Collected data:
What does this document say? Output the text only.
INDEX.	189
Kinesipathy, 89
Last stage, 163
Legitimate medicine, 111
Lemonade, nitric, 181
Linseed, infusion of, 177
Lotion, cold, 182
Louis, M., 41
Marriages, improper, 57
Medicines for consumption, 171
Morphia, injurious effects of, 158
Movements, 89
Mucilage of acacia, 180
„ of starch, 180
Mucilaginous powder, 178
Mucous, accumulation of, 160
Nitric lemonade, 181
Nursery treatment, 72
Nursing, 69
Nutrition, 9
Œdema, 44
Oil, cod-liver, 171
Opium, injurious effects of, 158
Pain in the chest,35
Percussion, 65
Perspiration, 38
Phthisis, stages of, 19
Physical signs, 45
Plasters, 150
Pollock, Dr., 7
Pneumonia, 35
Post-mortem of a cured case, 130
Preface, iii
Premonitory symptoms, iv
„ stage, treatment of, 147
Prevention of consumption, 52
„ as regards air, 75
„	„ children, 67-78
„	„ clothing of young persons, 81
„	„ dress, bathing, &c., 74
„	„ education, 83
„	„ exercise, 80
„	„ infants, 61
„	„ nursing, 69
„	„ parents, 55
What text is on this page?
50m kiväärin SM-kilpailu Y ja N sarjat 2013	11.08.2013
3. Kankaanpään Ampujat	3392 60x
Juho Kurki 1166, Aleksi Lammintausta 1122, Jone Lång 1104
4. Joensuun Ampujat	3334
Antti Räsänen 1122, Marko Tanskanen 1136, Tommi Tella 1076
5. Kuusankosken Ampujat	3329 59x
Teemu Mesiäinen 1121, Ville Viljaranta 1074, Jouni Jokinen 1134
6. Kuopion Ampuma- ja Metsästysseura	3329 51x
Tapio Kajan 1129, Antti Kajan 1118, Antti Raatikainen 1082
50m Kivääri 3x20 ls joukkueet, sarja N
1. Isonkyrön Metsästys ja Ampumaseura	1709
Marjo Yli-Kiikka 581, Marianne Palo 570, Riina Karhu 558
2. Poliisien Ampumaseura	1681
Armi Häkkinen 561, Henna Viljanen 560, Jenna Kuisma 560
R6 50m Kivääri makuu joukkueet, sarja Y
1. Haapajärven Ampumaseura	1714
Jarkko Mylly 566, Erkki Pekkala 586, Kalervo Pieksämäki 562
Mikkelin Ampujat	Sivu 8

• [Exercise task]:
Of the lines in this listing, how many contain "Ampumaseura"? Reply with the number and nothing more.

• [Answer for the task]:
3